INSTRUCTIONS FOR THE TASK:
What follows is a set of records; restate each one word for word and drop the pictures.
━━━━━━
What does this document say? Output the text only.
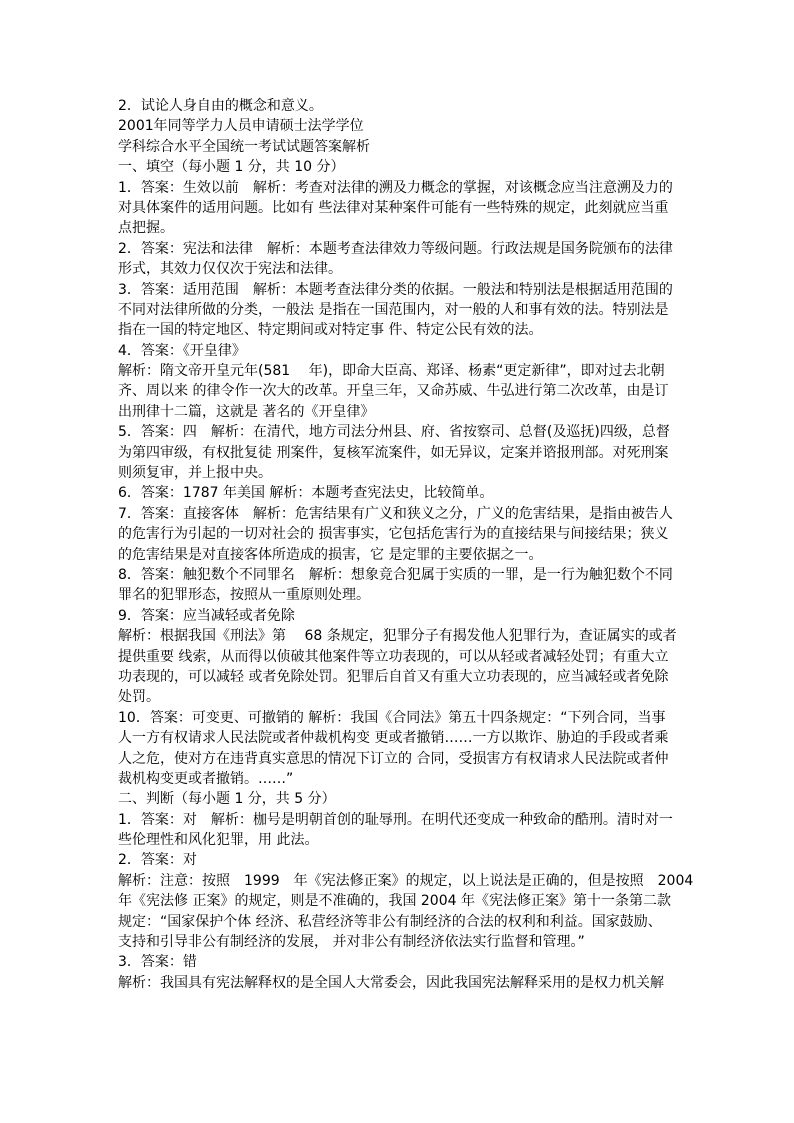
2．试论人身自由的概念和意义。
2001年同等学力人员申请硕士法学学位
学科综合水平全国统一考试试题答案解析
一、填空（每小题 1 分，共 10 分）
1．答案：生效以前　解析：考查对法律的溯及力概念的掌握，对该概念应当注意溯及力的
对具体案件的适用问题。比如有 些法律对某种案件可能有一些特殊的规定，此刻就应当重
点把握。
2．答案：宪法和法律　解析：本题考查法律效力等级问题。行政法规是国务院颁布的法律
形式，其效力仅仅次于宪法和法律。
3．答案：适用范围　解析：本题考查法律分类的依据。一般法和特别法是根据适用范围的
不同对法律所做的分类，一般法 是指在一国范围内，对一般的人和事有效的法。特别法是
指在一国的特定地区、特定期间或对特定事 件、特定公民有效的法。
4．答案：《开皇律》
解析：隋文帝开皇元年(581　 年)，即命大臣高、郑译、杨素“更定新律”，即对过去北朝
齐、周以来 的律令作一次大的改革。开皇三年，又命苏威、牛弘进行第二次改革，由是订
出刑律十二篇，这就是 著名的《开皇律》
5．答案：四　解析：在清代，地方司法分州县、府、省按察司、总督(及巡抚)四级，总督
为第四审级，有权批复徒 刑案件，复核军流案件，如无异议，定案并谘报刑部。对死刑案
则须复审，并上报中央。
6．答案：1787 年美国 解析：本题考查宪法史，比较简单。
7．答案：直接客体　解析：危害结果有广义和狭义之分，广义的危害结果，是指由被告人
的危害行为引起的一切对社会的 损害事实，它包括危害行为的直接结果与间接结果；狭义
的危害结果是对直接客体所造成的损害，它 是定罪的主要依据之一。
8．答案：触犯数个不同罪名　解析：想象竞合犯属于实质的一罪，是一行为触犯数个不同
罪名的犯罪形态，按照从一重原则处理。
9．答案：应当减轻或者免除
解析：根据我国《刑法》第　 68 条规定，犯罪分子有揭发他人犯罪行为，查证属实的或者
提供重要 线索，从而得以侦破其他案件等立功表现的，可以从轻或者减轻处罚；有重大立
功表现的，可以减轻 或者免除处罚。犯罪后自首又有重大立功表现的，应当减轻或者免除
处罚。
10．答案：可变更、可撤销的 解析：我国《合同法》第五十四条规定：“下列合同，当事
人一方有权请求人民法院或者仲裁机构变 更或者撤销……一方以欺诈、胁迫的手段或者乘
人之危，使对方在违背真实意思的情况下订立的 合同，受损害方有权请求人民法院或者仲
裁机构变更或者撤销。……”
二、判断（每小题 1 分，共 5 分）
1．答案：对　解析：枷号是明朝首创的耻辱刑。在明代还变成一种致命的酷刑。清时对一
些伦理性和风化犯罪，用 此法。
2．答案：对
解析：注意：按照　1999　年《宪法修正案》的规定，以上说法是正确的，但是按照　2004
年《宪法修 正案》的规定，则是不准确的，我国 2004 年《宪法修正案》第十一条第二款
规定：“国家保护个体 经济、私营经济等非公有制经济的合法的权利和利益。国家鼓励、
支持和引导非公有制经济的发展， 并对非公有制经济依法实行监督和管理。”
3．答案：错
解析：我国具有宪法解释权的是全国人大常委会，因此我国宪法解释采用的是权力机关解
━━━━━━
RESPONSE BELOW:
What does this document say? Output the text only.
2．试论人身自由的概念和意义。
2001年同等学力人员申请硕士法学学位
学科综合水平全国统一考试试题答案解析
一、填空（每小题 1 分，共 10 分）
1．答案：生效以前　解析：考查对法律的溯及力概念的掌握，对该概念应当注意溯及力的
对具体案件的适用问题。比如有 些法律对某种案件可能有一些特殊的规定，此刻就应当重
点把握。
2．答案：宪法和法律　解析：本题考查法律效力等级问题。行政法规是国务院颁布的法律
形式，其效力仅仅次于宪法和法律。
3．答案：适用范围　解析：本题考查法律分类的依据。一般法和特别法是根据适用范围的
不同对法律所做的分类，一般法 是指在一国范围内，对一般的人和事有效的法。特别法是
指在一国的特定地区、特定期间或对特定事 件、特定公民有效的法。
4．答案：《开皇律》
解析：隋文帝开皇元年(581　 年)，即命大臣高、郑译、杨素“更定新律”，即对过去北朝
齐、周以来 的律令作一次大的改革。开皇三年，又命苏威、牛弘进行第二次改革，由是订
出刑律十二篇，这就是 著名的《开皇律》
5．答案：四　解析：在清代，地方司法分州县、府、省按察司、总督(及巡抚)四级，总督
为第四审级，有权批复徒 刑案件，复核军流案件，如无异议，定案并谘报刑部。对死刑案
则须复审，并上报中央。
6．答案：1787 年美国 解析：本题考查宪法史，比较简单。
7．答案：直接客体　解析：危害结果有广义和狭义之分，广义的危害结果，是指由被告人
的危害行为引起的一切对社会的 损害事实，它包括危害行为的直接结果与间接结果；狭义
的危害结果是对直接客体所造成的损害，它 是定罪的主要依据之一。
8．答案：触犯数个不同罪名　解析：想象竞合犯属于实质的一罪，是一行为触犯数个不同
罪名的犯罪形态，按照从一重原则处理。
9．答案：应当减轻或者免除
解析：根据我国《刑法》第　 68 条规定，犯罪分子有揭发他人犯罪行为，查证属实的或者
提供重要 线索，从而得以侦破其他案件等立功表现的，可以从轻或者减轻处罚；有重大立
功表现的，可以减轻 或者免除处罚。犯罪后自首又有重大立功表现的，应当减轻或者免除
处罚。
10．答案：可变更、可撤销的 解析：我国《合同法》第五十四条规定：“下列合同，当事
人一方有权请求人民法院或者仲裁机构变 更或者撤销……一方以欺诈、胁迫的手段或者乘
人之危，使对方在违背真实意思的情况下订立的 合同，受损害方有权请求人民法院或者仲
裁机构变更或者撤销。……”
二、判断（每小题 1 分，共 5 分）
1．答案：对　解析：枷号是明朝首创的耻辱刑。在明代还变成一种致命的酷刑。清时对一
些伦理性和风化犯罪，用 此法。
2．答案：对
解析：注意：按照　1999　年《宪法修正案》的规定，以上说法是正确的，但是按照　2004
年《宪法修 正案》的规定，则是不准确的，我国 2004 年《宪法修正案》第十一条第二款
规定：“国家保护个体 经济、私营经济等非公有制经济的合法的权利和利益。国家鼓励、
支持和引导非公有制经济的发展， 并对非公有制经济依法实行监督和管理。”
3．答案：错
解析：我国具有宪法解释权的是全国人大常委会，因此我国宪法解释采用的是权力机关解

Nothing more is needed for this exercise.